## START PROVIDED INFORMATION

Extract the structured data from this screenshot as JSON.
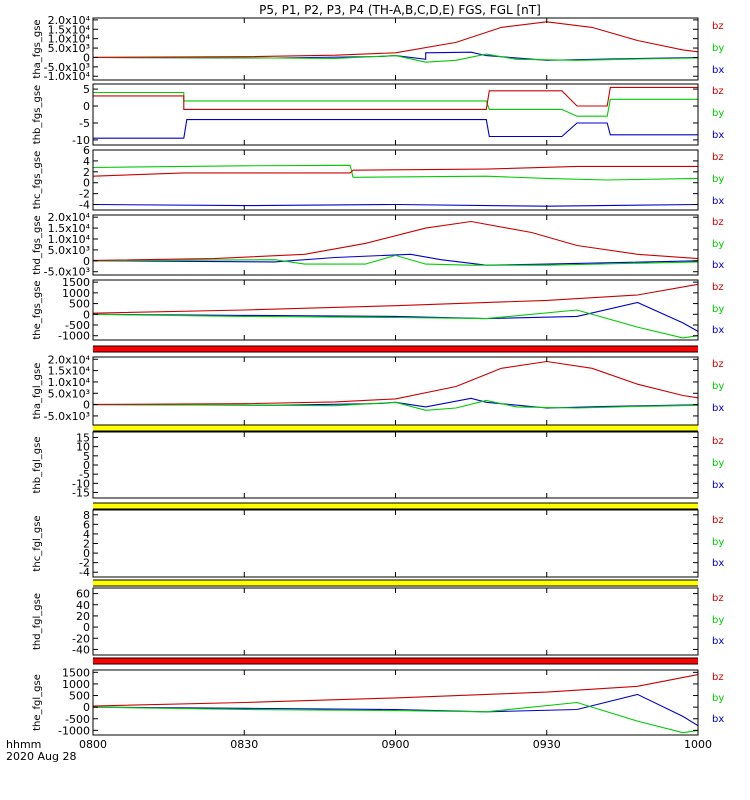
{
  "chart_data": {
    "type": "line",
    "title": "P5, P1, P2, P3, P4 (TH-A,B,C,D,E) FGS, FGL [nT]",
    "x_tick_labels": [
      "0800",
      "0830",
      "0900",
      "0930",
      "1000"
    ],
    "x_tick_hours": [
      8.0,
      8.5,
      9.0,
      9.5,
      10.0
    ],
    "xlim_hours": [
      8.0,
      10.0
    ],
    "footer": {
      "axis_label": "hhmm",
      "date": "2020 Aug 28"
    },
    "legend": [
      "bz",
      "by",
      "bx"
    ],
    "colors": {
      "bx": "#0000cc",
      "by": "#00cc00",
      "bz": "#cc0000"
    },
    "panels": [
      {
        "ylabel": "tha_fgs_gse",
        "ylim": [
          -12000,
          21000
        ],
        "yticks": [
          "2.0x10⁴",
          "1.5x10⁴",
          "1.0x10⁴",
          "5.0x10³",
          "0",
          "-5.0x10³",
          "-1.0x10⁴"
        ],
        "ytick_values": [
          20000,
          15000,
          10000,
          5000,
          0,
          -5000,
          -10000
        ],
        "series": [
          {
            "name": "bz",
            "x": [
              8.0,
              8.5,
              8.8,
              9.0,
              9.2,
              9.35,
              9.5,
              9.65,
              9.8,
              9.95,
              10.0
            ],
            "y": [
              100,
              400,
              1200,
              2500,
              8000,
              16000,
              19000,
              16000,
              9000,
              4000,
              3000
            ]
          },
          {
            "name": "by",
            "x": [
              8.0,
              8.5,
              8.8,
              9.0,
              9.1,
              9.2,
              9.3,
              9.4,
              9.6,
              9.8,
              10.0
            ],
            "y": [
              0,
              -200,
              -500,
              1000,
              -2500,
              -1500,
              1800,
              -1000,
              -1500,
              -800,
              -300
            ]
          },
          {
            "name": "bx",
            "x": [
              8.0,
              8.6,
              8.95,
              9.0,
              9.1,
              9.1,
              9.25,
              9.3,
              9.5,
              9.7,
              10.0
            ],
            "y": [
              0,
              -300,
              500,
              1000,
              -1000,
              2500,
              2800,
              1000,
              -1500,
              -800,
              -100
            ]
          }
        ]
      },
      {
        "ylabel": "thb_fgs_gse",
        "ylim": [
          -11.5,
          6.5
        ],
        "yticks": [
          "5",
          "0",
          "-5",
          "-10"
        ],
        "ytick_values": [
          5,
          0,
          -5,
          -10
        ],
        "series": [
          {
            "name": "bz",
            "x": [
              8.0,
              8.3,
              8.3,
              9.3,
              9.31,
              9.55,
              9.6,
              9.7,
              9.71,
              10.0
            ],
            "y": [
              3,
              3,
              -1,
              -1,
              4.5,
              4.5,
              0,
              0,
              5.5,
              5.5
            ]
          },
          {
            "name": "by",
            "x": [
              8.0,
              8.3,
              8.3,
              9.3,
              9.31,
              9.55,
              9.6,
              9.7,
              9.71,
              10.0
            ],
            "y": [
              4,
              4,
              1.5,
              1.5,
              -1,
              -1,
              -3,
              -3,
              2,
              2
            ]
          },
          {
            "name": "bx",
            "x": [
              8.0,
              8.3,
              8.31,
              9.3,
              9.31,
              9.55,
              9.6,
              9.7,
              9.71,
              10.0
            ],
            "y": [
              -9.5,
              -9.5,
              -4,
              -4,
              -9,
              -9,
              -5,
              -5,
              -8.5,
              -8.5
            ]
          }
        ]
      },
      {
        "ylabel": "thc_fgs_gse",
        "ylim": [
          -5,
          6
        ],
        "yticks": [
          "6",
          "4",
          "2",
          "0",
          "-2",
          "-4"
        ],
        "ytick_values": [
          6,
          4,
          2,
          0,
          -2,
          -4
        ],
        "series": [
          {
            "name": "bz",
            "x": [
              8.0,
              8.3,
              8.5,
              8.85,
              8.86,
              9.3,
              9.6,
              10.0
            ],
            "y": [
              1.2,
              1.8,
              1.8,
              1.8,
              2.3,
              2.5,
              3.0,
              3.0
            ]
          },
          {
            "name": "by",
            "x": [
              8.0,
              8.3,
              8.5,
              8.85,
              8.86,
              9.3,
              9.5,
              9.7,
              10.0
            ],
            "y": [
              2.8,
              3.0,
              3.1,
              3.2,
              1.0,
              1.2,
              0.8,
              0.5,
              0.8
            ]
          },
          {
            "name": "bx",
            "x": [
              8.0,
              8.5,
              9.0,
              9.5,
              10.0
            ],
            "y": [
              -4.0,
              -4.2,
              -4.0,
              -4.3,
              -4.0
            ]
          }
        ]
      },
      {
        "ylabel": "thd_fgs_gse",
        "ylim": [
          -6500,
          21000
        ],
        "yticks": [
          "2.0x10⁴",
          "1.5x10⁴",
          "1.0x10⁴",
          "5.0x10³",
          "0",
          "-5.0x10³"
        ],
        "ytick_values": [
          20000,
          15000,
          10000,
          5000,
          0,
          -5000
        ],
        "series": [
          {
            "name": "bz",
            "x": [
              8.0,
              8.4,
              8.7,
              8.9,
              9.1,
              9.25,
              9.45,
              9.6,
              9.8,
              10.0
            ],
            "y": [
              200,
              1000,
              3000,
              8000,
              15000,
              18000,
              13000,
              7000,
              3000,
              1000
            ]
          },
          {
            "name": "by",
            "x": [
              8.0,
              8.6,
              8.7,
              8.9,
              9.0,
              9.1,
              9.25,
              9.5,
              10.0
            ],
            "y": [
              0,
              500,
              -1500,
              -1500,
              2500,
              -1500,
              -2000,
              -2000,
              -500
            ]
          },
          {
            "name": "bx",
            "x": [
              8.0,
              8.6,
              8.8,
              9.05,
              9.15,
              9.3,
              9.5,
              10.0
            ],
            "y": [
              0,
              -500,
              1500,
              3000,
              500,
              -2000,
              -1500,
              0
            ]
          }
        ]
      },
      {
        "ylabel": "the_fgs_gse",
        "ylim": [
          -1200,
          1600
        ],
        "yticks": [
          "1500",
          "1000",
          "500",
          "0",
          "-500",
          "-1000"
        ],
        "ytick_values": [
          1500,
          1000,
          500,
          0,
          -500,
          -1000
        ],
        "series": [
          {
            "name": "bz",
            "x": [
              8.0,
              8.5,
              9.0,
              9.5,
              9.8,
              10.0
            ],
            "y": [
              50,
              200,
              400,
              650,
              900,
              1400
            ]
          },
          {
            "name": "by",
            "x": [
              8.0,
              8.5,
              9.0,
              9.3,
              9.6,
              9.8,
              9.95,
              10.0
            ],
            "y": [
              0,
              -100,
              -150,
              -200,
              200,
              -600,
              -1100,
              -1000
            ]
          },
          {
            "name": "bx",
            "x": [
              8.0,
              8.5,
              9.0,
              9.3,
              9.6,
              9.8,
              9.95,
              10.0
            ],
            "y": [
              0,
              -50,
              -100,
              -200,
              -100,
              550,
              -400,
              -800
            ]
          }
        ]
      },
      {
        "ylabel": "tha_fgl_gse",
        "ylim": [
          -9000,
          21000
        ],
        "yticks": [
          "2.0x10⁴",
          "1.5x10⁴",
          "1.0x10⁴",
          "5.0x10³",
          "0",
          "-5.0x10³"
        ],
        "ytick_values": [
          20000,
          15000,
          10000,
          5000,
          0,
          -5000
        ],
        "series": [
          {
            "name": "bz",
            "x": [
              8.0,
              8.5,
              8.8,
              9.0,
              9.2,
              9.35,
              9.5,
              9.65,
              9.8,
              9.95,
              10.0
            ],
            "y": [
              100,
              400,
              1200,
              2500,
              8000,
              16000,
              19000,
              16000,
              9000,
              4000,
              3000
            ]
          },
          {
            "name": "by",
            "x": [
              8.0,
              8.5,
              8.8,
              9.0,
              9.1,
              9.2,
              9.3,
              9.4,
              9.6,
              9.8,
              10.0
            ],
            "y": [
              0,
              -200,
              -500,
              1000,
              -2500,
              -1500,
              1800,
              -1000,
              -1500,
              -800,
              -300
            ]
          },
          {
            "name": "bx",
            "x": [
              8.0,
              8.6,
              8.95,
              9.0,
              9.1,
              9.25,
              9.3,
              9.5,
              9.7,
              10.0
            ],
            "y": [
              0,
              -300,
              500,
              1000,
              -1000,
              2800,
              1000,
              -1500,
              -800,
              -100
            ]
          }
        ]
      },
      {
        "ylabel": "thb_fgl_gse",
        "ylim": [
          -18,
          18
        ],
        "yticks": [
          "15",
          "10",
          "5",
          "0",
          "-5",
          "-10",
          "-15"
        ],
        "ytick_values": [
          15,
          10,
          5,
          0,
          -5,
          -10,
          -15
        ],
        "series": []
      },
      {
        "ylabel": "thc_fgl_gse",
        "ylim": [
          -5,
          9
        ],
        "yticks": [
          "8",
          "6",
          "4",
          "2",
          "0",
          "-2",
          "-4"
        ],
        "ytick_values": [
          8,
          6,
          4,
          2,
          0,
          -2,
          -4
        ],
        "series": []
      },
      {
        "ylabel": "thd_fgl_gse",
        "ylim": [
          -50,
          70
        ],
        "yticks": [
          "60",
          "40",
          "20",
          "0",
          "-20",
          "-40"
        ],
        "ytick_values": [
          60,
          40,
          20,
          0,
          -20,
          -40
        ],
        "series": []
      },
      {
        "ylabel": "the_fgl_gse",
        "ylim": [
          -1200,
          1600
        ],
        "yticks": [
          "1500",
          "1000",
          "500",
          "0",
          "-500",
          "-1000"
        ],
        "ytick_values": [
          1500,
          1000,
          500,
          0,
          -500,
          -1000
        ],
        "series": [
          {
            "name": "bz",
            "x": [
              8.0,
              8.5,
              9.0,
              9.5,
              9.8,
              10.0
            ],
            "y": [
              50,
              200,
              400,
              650,
              900,
              1400
            ]
          },
          {
            "name": "by",
            "x": [
              8.0,
              8.5,
              9.0,
              9.3,
              9.6,
              9.8,
              9.95,
              10.0
            ],
            "y": [
              0,
              -100,
              -150,
              -200,
              200,
              -600,
              -1100,
              -1000
            ]
          },
          {
            "name": "bx",
            "x": [
              8.0,
              8.5,
              9.0,
              9.3,
              9.6,
              9.8,
              9.95,
              10.0
            ],
            "y": [
              0,
              -50,
              -100,
              -200,
              -100,
              550,
              -400,
              -800
            ]
          }
        ]
      }
    ],
    "status_bars": [
      {
        "after_panel": 4,
        "color": "#ff0000"
      },
      {
        "after_panel": 5,
        "color": "#ffff00"
      },
      {
        "after_panel": 6,
        "color": "#ffff00"
      },
      {
        "after_panel": 7,
        "color": "#ffff00"
      },
      {
        "after_panel": 8,
        "color": "#ff0000"
      }
    ]
  }
}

## END PROVIDED INFORMATION

Where a line above contains the word "ylabel", copy that line.

WRITTEN RESPONSE:
        "ylabel": "tha_fgs_gse",
        "ylabel": "thb_fgs_gse",
        "ylabel": "thc_fgs_gse",
        "ylabel": "thd_fgs_gse",
        "ylabel": "the_fgs_gse",
        "ylabel": "tha_fgl_gse",
        "ylabel": "thb_fgl_gse",
        "ylabel": "thc_fgl_gse",
        "ylabel": "thd_fgl_gse",
        "ylabel": "the_fgl_gse",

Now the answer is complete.